> **Task statement**
Each line containing the word "JSON" must be collected.
-- begin Excerpted records --
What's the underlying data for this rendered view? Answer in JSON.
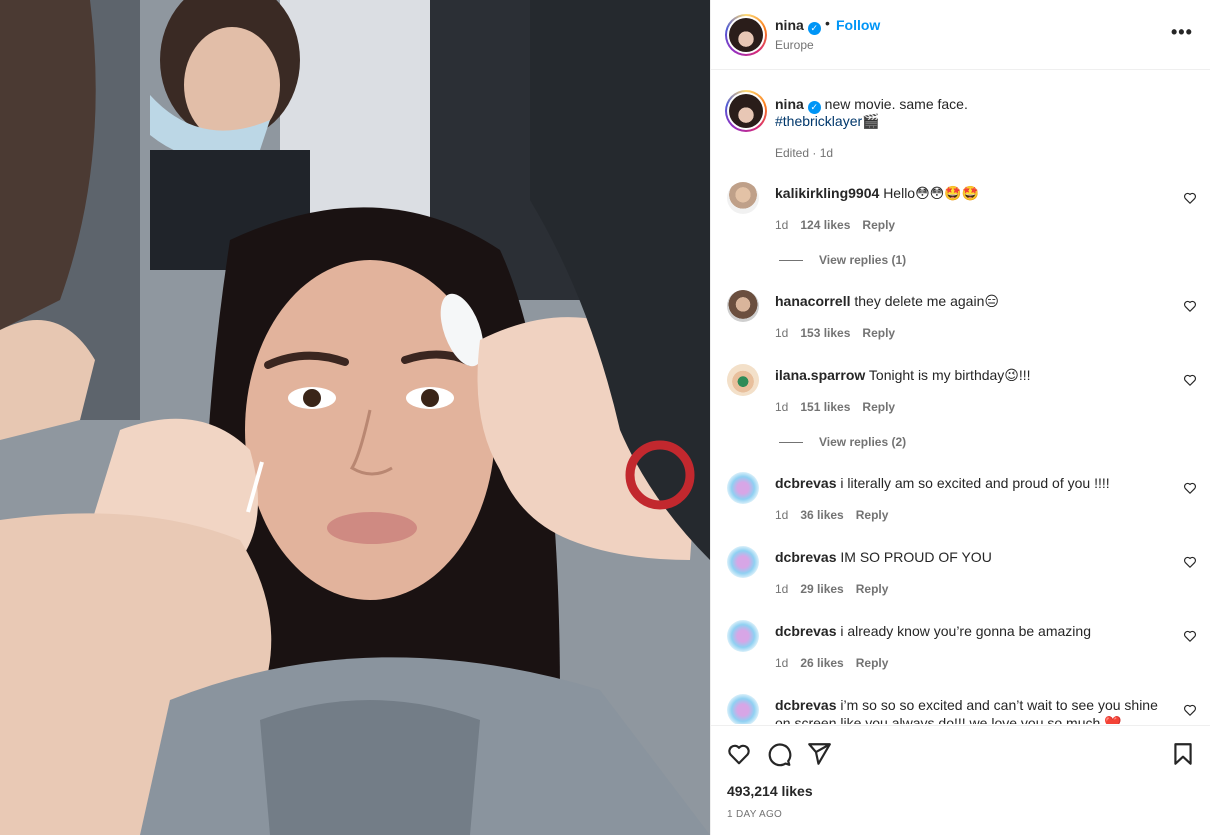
{
  "post": {
    "username": "nina",
    "verified": true,
    "follow_label": "Follow",
    "separator": "•",
    "location": "Europe",
    "more_label": "•••",
    "caption": {
      "text": "new movie. same face.",
      "hashtag": "#thebricklayer🎬",
      "edited": "Edited · 1d"
    },
    "likes": "493,214 likes",
    "time_ago": "1 DAY AGO"
  },
  "comments": [
    {
      "username": "kalikirkling9904",
      "text": "Hello😳😳🤩🤩",
      "age": "1d",
      "likes": "124 likes",
      "reply": "Reply",
      "view_replies": "View replies (1)",
      "avatar": "photo"
    },
    {
      "username": "hanacorrell",
      "text": "they delete me again😑",
      "age": "1d",
      "likes": "153 likes",
      "reply": "Reply",
      "avatar": "photo"
    },
    {
      "username": "ilana.sparrow",
      "text": "Tonight is my birthday😉!!!",
      "age": "1d",
      "likes": "151 likes",
      "reply": "Reply",
      "view_replies": "View replies (2)",
      "avatar": "photo"
    },
    {
      "username": "dcbrevas",
      "text": "i literally am so excited and proud of you !!!!",
      "age": "1d",
      "likes": "36 likes",
      "reply": "Reply",
      "avatar": "gradient"
    },
    {
      "username": "dcbrevas",
      "text": "IM SO PROUD OF YOU",
      "age": "1d",
      "likes": "29 likes",
      "reply": "Reply",
      "avatar": "gradient"
    },
    {
      "username": "dcbrevas",
      "text": "i already know you’re gonna be amazing",
      "age": "1d",
      "likes": "26 likes",
      "reply": "Reply",
      "avatar": "gradient"
    },
    {
      "username": "dcbrevas",
      "text": "i’m so so so excited and can’t wait to see you shine on screen like you always do!!! we love you so much ❤️",
      "avatar": "gradient"
    }
  ],
  "icons": {
    "like": "heart-icon",
    "comment": "comment-icon",
    "share": "share-icon",
    "save": "bookmark-icon",
    "more": "more-options-icon",
    "verified": "verified-badge-icon"
  },
  "colors": {
    "accent": "#0095f6",
    "text": "#262626",
    "muted": "#737373",
    "hashtag": "#00376b",
    "divider": "#efefef"
  }
}
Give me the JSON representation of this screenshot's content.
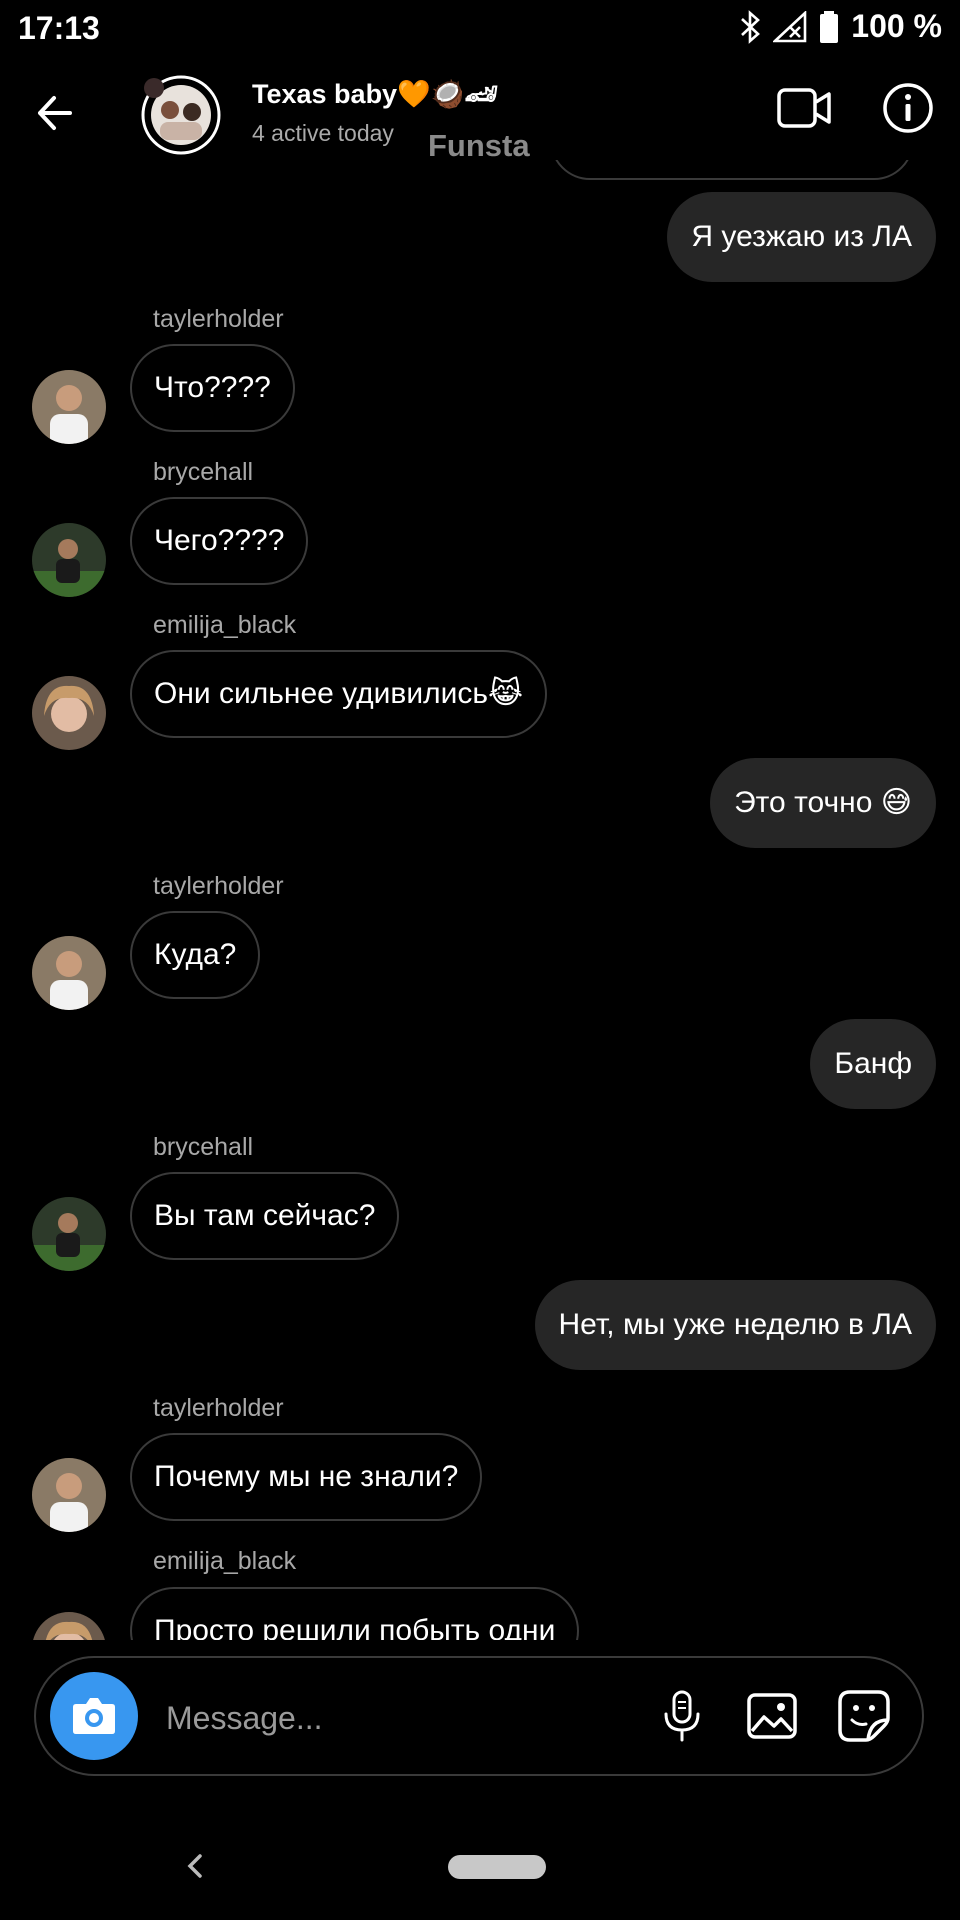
{
  "status_bar": {
    "time": "17:13",
    "battery": "100 %"
  },
  "header": {
    "title": "Texas baby🧡🥥🏎",
    "subtitle": "4 active today",
    "watermark": "Funsta"
  },
  "messages": [
    {
      "dir": "out",
      "text": "Я уезжаю из ЛА"
    },
    {
      "dir": "in",
      "sender": "taylerholder",
      "text": "Что????"
    },
    {
      "dir": "in",
      "sender": "brycehall",
      "text": "Чего????"
    },
    {
      "dir": "in",
      "sender": "emilija_black",
      "text": "Они сильнее удивились😹"
    },
    {
      "dir": "out",
      "text": "Это точно 😅"
    },
    {
      "dir": "in",
      "sender": "taylerholder",
      "text": "Куда?"
    },
    {
      "dir": "out",
      "text": "Банф"
    },
    {
      "dir": "in",
      "sender": "brycehall",
      "text": "Вы там сейчас?"
    },
    {
      "dir": "out",
      "text": "Нет, мы уже неделю в ЛА"
    },
    {
      "dir": "in",
      "sender": "taylerholder",
      "text": "Почему мы не знали?"
    },
    {
      "dir": "in",
      "sender": "emilija_black",
      "text": "Просто решили побыть одни"
    }
  ],
  "composer": {
    "placeholder": "Message..."
  },
  "colors": {
    "accent": "#3897f0",
    "bubble_out": "#262626",
    "bubble_in_border": "#3a3a3a"
  },
  "icons": [
    "back-arrow-icon",
    "video-call-icon",
    "info-icon",
    "camera-icon",
    "microphone-icon",
    "gallery-icon",
    "sticker-icon",
    "bluetooth-icon",
    "signal-icon",
    "battery-icon"
  ]
}
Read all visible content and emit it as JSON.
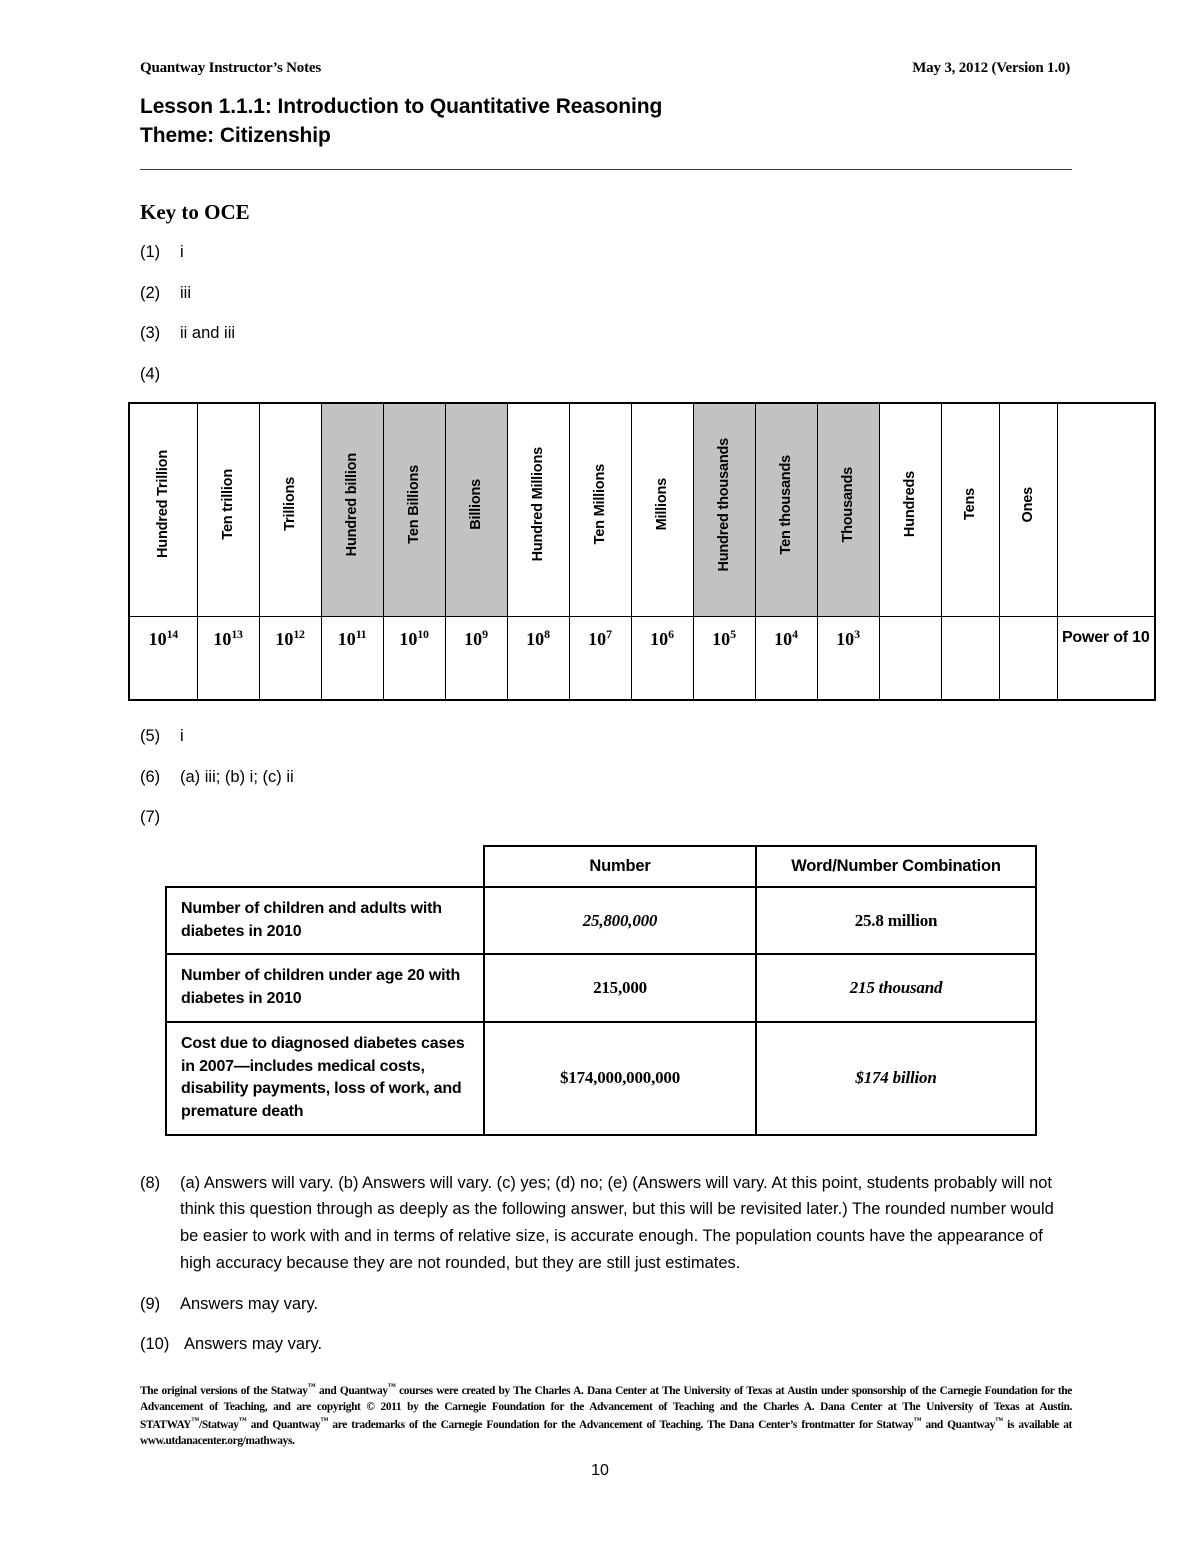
{
  "runhead": {
    "left": "Quantway Instructor’s Notes",
    "right": "May 3, 2012 (Version 1.0)"
  },
  "title": {
    "line1": "Lesson 1.1.1: Introduction to Quantitative Reasoning",
    "line2": "Theme: Citizenship"
  },
  "section_heading": "Key to OCE",
  "answers": {
    "a1_num": "(1)",
    "a1_text": "i",
    "a2_num": "(2)",
    "a2_text": "iii",
    "a3_num": "(3)",
    "a3_text": "ii and iii",
    "a4_num": "(4)",
    "a4_text": "",
    "a5_num": "(5)",
    "a5_text": "i",
    "a6_num": "(6)",
    "a6_text": "(a) iii; (b) i; (c) ii",
    "a7_num": "(7)",
    "a7_text": "",
    "a8_num": "(8)",
    "a8_text": "(a) Answers will vary. (b) Answers will vary. (c) yes; (d) no; (e) (Answers will vary. At this point, students probably will not think this question through as deeply as the following answer, but this will be revisited later.) The rounded number would be easier to work with and in terms of relative size, is accurate enough. The population counts have the appearance of high accuracy because they are not rounded, but they are still just estimates.",
    "a9_num": "(9)",
    "a9_text": "Answers may vary.",
    "a10_num": "(10)",
    "a10_text": "Answers may vary."
  },
  "place_value_table": {
    "columns": [
      {
        "label": "Hundred Trillion",
        "power_base": "10",
        "power_exp": "14",
        "shaded": false
      },
      {
        "label": "Ten trillion",
        "power_base": "10",
        "power_exp": "13",
        "shaded": false
      },
      {
        "label": "Trillions",
        "power_base": "10",
        "power_exp": "12",
        "shaded": false
      },
      {
        "label": "Hundred billion",
        "power_base": "10",
        "power_exp": "11",
        "shaded": true
      },
      {
        "label": "Ten Billions",
        "power_base": "10",
        "power_exp": "10",
        "shaded": true
      },
      {
        "label": "Billions",
        "power_base": "10",
        "power_exp": "9",
        "shaded": true
      },
      {
        "label": "Hundred Millions",
        "power_base": "10",
        "power_exp": "8",
        "shaded": false
      },
      {
        "label": "Ten Millions",
        "power_base": "10",
        "power_exp": "7",
        "shaded": false
      },
      {
        "label": "Millions",
        "power_base": "10",
        "power_exp": "6",
        "shaded": false
      },
      {
        "label": "Hundred thousands",
        "power_base": "10",
        "power_exp": "5",
        "shaded": true
      },
      {
        "label": "Ten thousands",
        "power_base": "10",
        "power_exp": "4",
        "shaded": true
      },
      {
        "label": "Thousands",
        "power_base": "10",
        "power_exp": "3",
        "shaded": true
      },
      {
        "label": "Hundreds",
        "power_base": "",
        "power_exp": "",
        "shaded": false
      },
      {
        "label": "Tens",
        "power_base": "",
        "power_exp": "",
        "shaded": false
      },
      {
        "label": "Ones",
        "power_base": "",
        "power_exp": "",
        "shaded": false
      },
      {
        "label": "",
        "power_base": "",
        "power_exp": "",
        "shaded": false
      }
    ],
    "row_label": "Power of 10",
    "shade_color": "#c2c2c2"
  },
  "diabetes_table": {
    "headers": [
      "",
      "Number",
      "Word/Number Combination"
    ],
    "rows": [
      {
        "label": "Number of children and adults with diabetes in 2010",
        "number": "25,800,000",
        "number_italic": true,
        "words": "25.8 million",
        "words_italic": false
      },
      {
        "label": "Number of children under age 20 with diabetes in 2010",
        "number": "215,000",
        "number_italic": false,
        "words": "215 thousand",
        "words_italic": true
      },
      {
        "label": "Cost due to diagnosed diabetes cases in 2007—includes medical costs, disability payments, loss of work, and premature death",
        "number": "$174,000,000,000",
        "number_italic": false,
        "words": "$174 billion",
        "words_italic": true
      }
    ]
  },
  "footnote": {
    "part1": "The original versions of the Statway",
    "part2": " and Quantway",
    "part3": " courses were created by The Charles A. Dana Center at The University of Texas at Austin under sponsorship of the Carnegie Foundation for the Advancement of Teaching, and are copyright © 2011 by the Carnegie Foundation for the Advancement of Teaching and the Charles A. Dana Center at The University of Texas at Austin. STATWAY",
    "part4": "/Statway",
    "part5": " and Quantway",
    "part6": " are trademarks of the Carnegie Foundation for the Advancement of Teaching. The Dana Center’s frontmatter for Statway",
    "part7": " and Quantway",
    "part8": " is available at www.utdanacenter.org/mathways.",
    "tm_mark": "™"
  },
  "page_number": "10"
}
-- end Excerpted records --
> **Result**
What's the underlying data for this rendered view? Answer in JSON.
Give me the JSON representation of this screenshot's content.
Read all visible content and emit it as JSON.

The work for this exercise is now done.